▶ _ABOUT THIS EXERCISE_
Search the data below for the word "foreign" and copy each line that holds it.

▶ _Entries taken from a collection_
┌────────
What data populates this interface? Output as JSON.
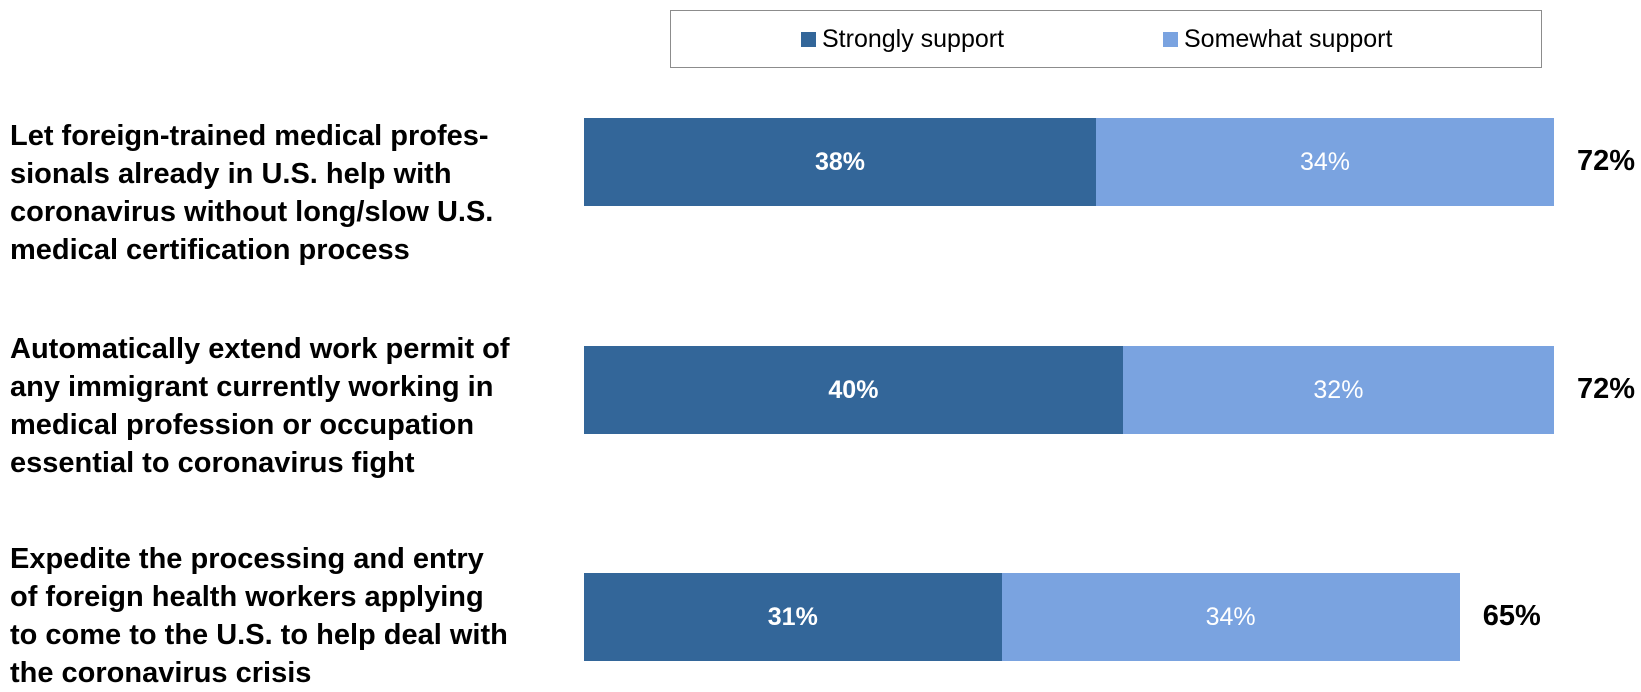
{
  "chart_data": {
    "type": "bar",
    "orientation": "horizontal",
    "stacked": true,
    "categories": [
      "Let foreign-trained medical professionals already in U.S. help with coronavirus without long/slow U.S. medical certification process",
      "Automatically extend work permit of any immigrant currently working in medical profession or occupation essential to coronavirus fight",
      "Expedite the processing and entry of foreign health workers applying to come to the U.S. to help deal with the coronavirus crisis"
    ],
    "category_lines": [
      [
        "Let foreign-trained medical profes-",
        "sionals already in U.S. help with",
        "coronavirus without long/slow U.S.",
        "medical certification process"
      ],
      [
        "Automatically extend work permit of",
        "any immigrant currently working in",
        "medical profession or occupation",
        "essential to coronavirus fight"
      ],
      [
        "Expedite the processing and entry",
        "of foreign health workers applying",
        "to come to the U.S. to help deal with",
        "the coronavirus crisis"
      ]
    ],
    "series": [
      {
        "name": "Strongly support",
        "values": [
          38,
          40,
          31
        ],
        "labels": [
          "38%",
          "40%",
          "31%"
        ],
        "color": "#336699"
      },
      {
        "name": "Somewhat support",
        "values": [
          34,
          32,
          34
        ],
        "labels": [
          "34%",
          "32%",
          "34%"
        ],
        "color": "#7aa3e0"
      }
    ],
    "totals": [
      72,
      72,
      65
    ],
    "total_labels": [
      "72%",
      "72%",
      "65%"
    ],
    "xlim": [
      0,
      72
    ],
    "legend": "top",
    "grid": false
  }
}
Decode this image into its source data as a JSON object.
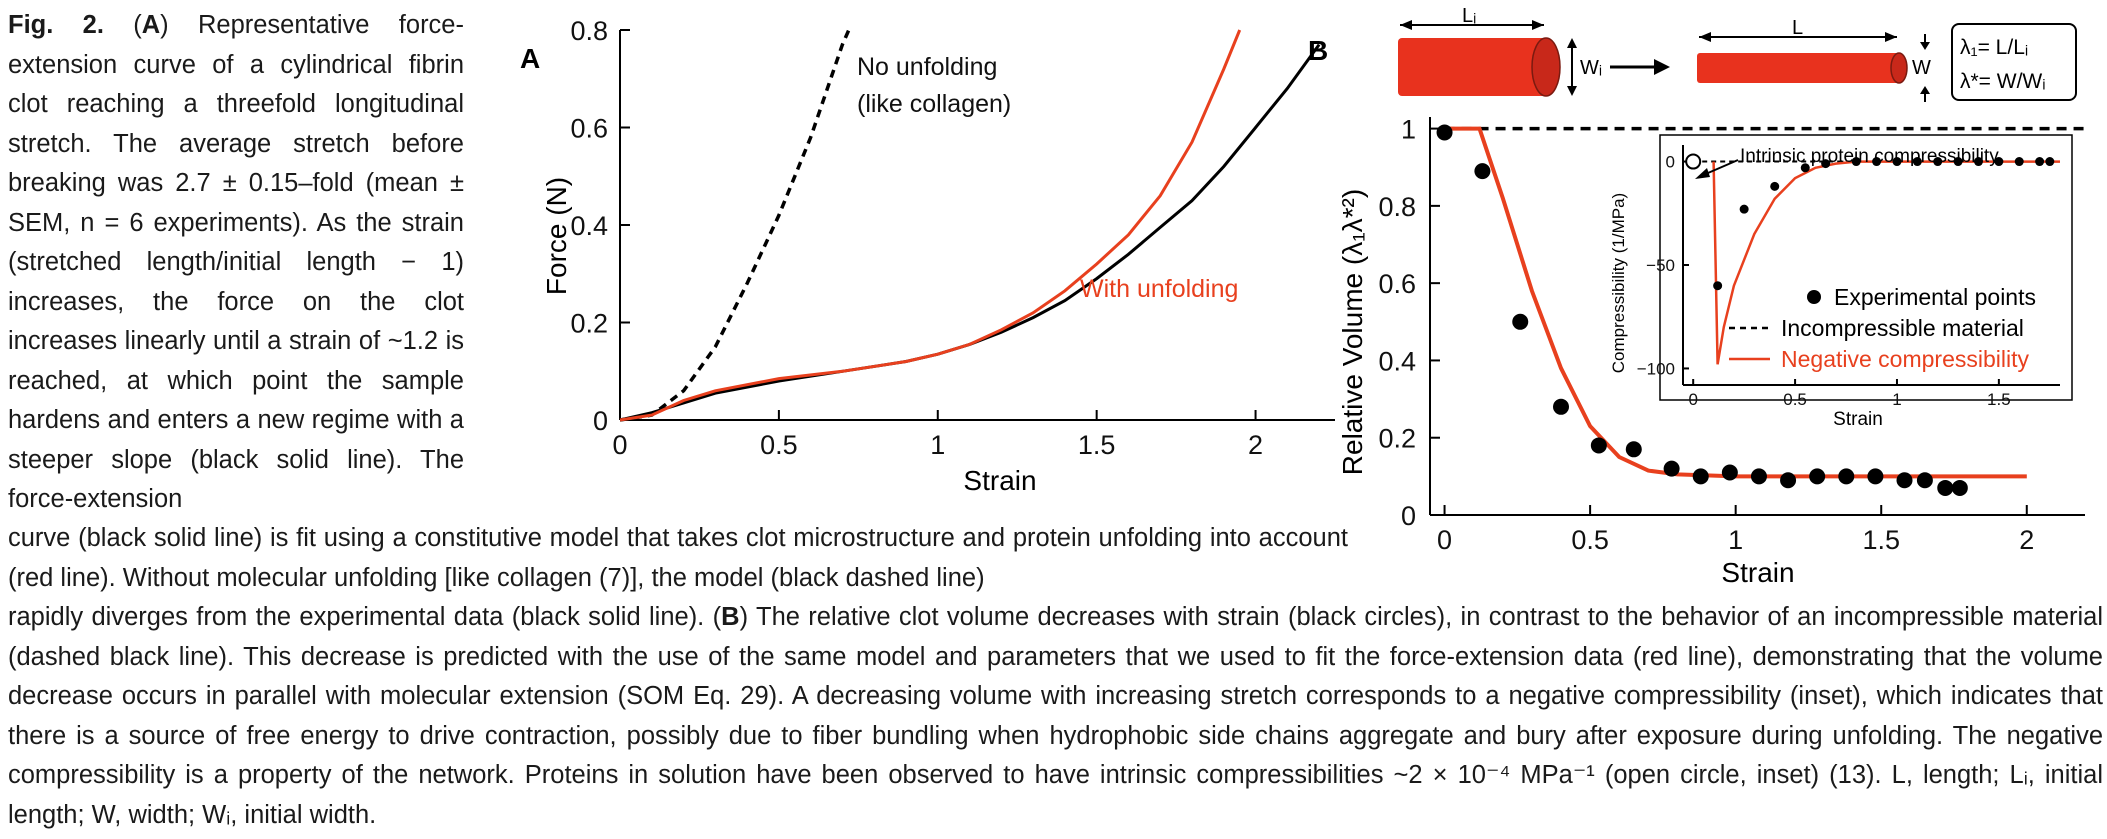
{
  "caption": {
    "fig_label": "Fig. 2.",
    "part_a_marker": "A",
    "part_a": " Representative force-extension curve of a cylindrical fibrin clot reaching a threefold longitudinal stretch. The average stretch before breaking was 2.7 ± 0.15–fold (mean ± SEM, n = 6 experiments). As the strain (stretched length/initial length − 1) increases, the force on the clot increases linearly until a strain of ~1.2 is reached, at which point the sample hardens and enters a new regime with a steeper slope (black solid line). The force-extension",
    "line_continue": "curve (black solid line) is fit using a constitutive model that takes clot microstructure and protein unfolding into account (red line). Without molecular unfolding [like collagen (7)], the model (black dashed line)",
    "part_b_lead": "rapidly diverges from the experimental data (black solid line). ",
    "part_b_marker": "B",
    "part_b": " The relative clot volume decreases with strain (black circles), in contrast to the behavior of an incompressible material (dashed black line). This decrease is predicted with the use of the same model and parameters that we used to fit the force-extension data (red line), demonstrating that the volume decrease occurs in parallel with molecular extension (SOM Eq. 29). A decreasing volume with increasing stretch corresponds to a negative compressibility (inset), which indicates that there is a source of free energy to drive contraction, possibly due to fiber bundling when hydrophobic side chains aggregate and bury after exposure during unfolding. The negative compressibility is a property of the network. Proteins in solution have been observed to have intrinsic compressibilities ~2 × 10⁻⁴ MPa⁻¹ (open circle, inset) (13). L, length; Lᵢ, initial length; W, width; Wᵢ, initial width."
  },
  "chart_data": [
    {
      "panel": "A",
      "type": "line",
      "xlabel": "Strain",
      "ylabel": "Force (N)",
      "xlim": [
        0,
        2.25
      ],
      "ylim": [
        0,
        0.8
      ],
      "x_ticks": [
        0,
        0.5,
        1,
        1.5,
        2
      ],
      "x_tick_labels": [
        "0",
        "0.5",
        "1",
        "1.5",
        "2"
      ],
      "y_ticks": [
        0,
        0.2,
        0.4,
        0.6,
        0.8
      ],
      "y_tick_labels": [
        "0",
        "0.2",
        "0.4",
        "0.6",
        "0.8"
      ],
      "series": [
        {
          "style": "black-solid",
          "color": "#000000",
          "x": [
            0,
            0.1,
            0.2,
            0.3,
            0.5,
            0.7,
            0.9,
            1.0,
            1.1,
            1.2,
            1.3,
            1.4,
            1.5,
            1.6,
            1.7,
            1.8,
            1.9,
            2.0,
            2.1,
            2.2
          ],
          "y": [
            0,
            0.015,
            0.035,
            0.055,
            0.08,
            0.1,
            0.12,
            0.135,
            0.155,
            0.18,
            0.21,
            0.245,
            0.29,
            0.34,
            0.395,
            0.45,
            0.52,
            0.6,
            0.68,
            0.77
          ]
        },
        {
          "style": "black-dashed",
          "color": "#000000",
          "label": "No unfolding\n(like collagen)",
          "x": [
            0,
            0.1,
            0.2,
            0.3,
            0.4,
            0.5,
            0.6,
            0.7,
            0.72
          ],
          "y": [
            0,
            0.01,
            0.06,
            0.15,
            0.28,
            0.42,
            0.58,
            0.77,
            0.8
          ]
        },
        {
          "style": "red-solid",
          "color": "#e8401e",
          "label": "With unfolding",
          "x": [
            0,
            0.1,
            0.2,
            0.3,
            0.5,
            0.7,
            0.9,
            1.0,
            1.1,
            1.2,
            1.3,
            1.4,
            1.5,
            1.6,
            1.7,
            1.8,
            1.9,
            1.95
          ],
          "y": [
            0,
            0.01,
            0.04,
            0.06,
            0.085,
            0.1,
            0.12,
            0.135,
            0.155,
            0.185,
            0.22,
            0.265,
            0.32,
            0.38,
            0.46,
            0.57,
            0.72,
            0.8
          ]
        }
      ]
    },
    {
      "panel": "B",
      "type": "scatter",
      "xlabel": "Strain",
      "ylabel": "Relative Volume (λ₁λ*²)",
      "xlim": [
        -0.05,
        2.2
      ],
      "ylim": [
        0,
        1.03
      ],
      "x_ticks": [
        0,
        0.5,
        1,
        1.5,
        2
      ],
      "x_tick_labels": [
        "0",
        "0.5",
        "1",
        "1.5",
        "2"
      ],
      "y_ticks": [
        0,
        0.2,
        0.4,
        0.6,
        0.8,
        1
      ],
      "y_tick_labels": [
        "0",
        "0.2",
        "0.4",
        "0.6",
        "0.8",
        "1"
      ],
      "points": {
        "x": [
          0,
          0.13,
          0.26,
          0.4,
          0.53,
          0.65,
          0.78,
          0.88,
          0.98,
          1.08,
          1.18,
          1.28,
          1.38,
          1.48,
          1.58,
          1.65,
          1.72,
          1.77
        ],
        "y": [
          0.99,
          0.89,
          0.5,
          0.28,
          0.18,
          0.17,
          0.12,
          0.1,
          0.11,
          0.1,
          0.09,
          0.1,
          0.1,
          0.1,
          0.09,
          0.09,
          0.07,
          0.07
        ]
      },
      "dashed_line": {
        "y": 1.0
      },
      "red_curve": {
        "x": [
          0,
          0.1,
          0.12,
          0.2,
          0.3,
          0.4,
          0.5,
          0.6,
          0.7,
          0.8,
          1.0,
          1.5,
          2.0
        ],
        "y": [
          1.0,
          1.0,
          1.0,
          0.82,
          0.58,
          0.38,
          0.23,
          0.15,
          0.115,
          0.105,
          0.1,
          0.1,
          0.1
        ]
      },
      "schematic": {
        "label_li": "Lᵢ",
        "label_wi": "Wᵢ",
        "label_l": "L",
        "label_w": "W",
        "eq1": "λ₁= L/Lᵢ",
        "eq2": "λ*= W/Wᵢ"
      },
      "inset": {
        "type": "scatter",
        "xlabel": "Strain",
        "ylabel": "Compressibility (1/MPa)",
        "xlim": [
          -0.05,
          1.8
        ],
        "ylim": [
          -108,
          8
        ],
        "x_ticks": [
          0,
          0.5,
          1,
          1.5
        ],
        "x_tick_labels": [
          "0",
          "0.5",
          "1",
          "1.5"
        ],
        "y_ticks": [
          0,
          -50,
          -100
        ],
        "y_tick_labels": [
          "0",
          "−50",
          "−100"
        ],
        "annotation": "Intrinsic protein compressibility",
        "points": {
          "x": [
            0.12,
            0.25,
            0.4,
            0.55,
            0.65,
            0.8,
            0.9,
            1.0,
            1.1,
            1.2,
            1.3,
            1.4,
            1.5,
            1.6,
            1.7,
            1.75
          ],
          "y": [
            -60,
            -23,
            -12,
            -3,
            -1,
            0,
            0,
            0,
            0,
            0,
            0,
            0,
            0,
            0,
            0,
            0
          ]
        },
        "open_point": {
          "x": 0,
          "y": 0
        },
        "red_curve": {
          "x": [
            0.1,
            0.12,
            0.15,
            0.2,
            0.3,
            0.4,
            0.5,
            0.6,
            0.7,
            0.8,
            1.0,
            1.5,
            1.8
          ],
          "y": [
            0,
            -98,
            -80,
            -60,
            -35,
            -18,
            -8,
            -3,
            -1,
            0,
            0,
            0,
            0
          ]
        },
        "legend": [
          "Experimental points",
          "Incompressible material",
          "Negative compressibility"
        ]
      }
    }
  ]
}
└────────
▶ _YOUR RESPONSE_
      "Let foreign-trained medical professionals already in U.S. help with coronavirus without long/slow U.S. medical certification process",
      "Expedite the processing and entry of foreign health workers applying to come to the U.S. to help deal with the coronavirus crisis"
        "Let foreign-trained medical profes-",
        "of foreign health workers applying",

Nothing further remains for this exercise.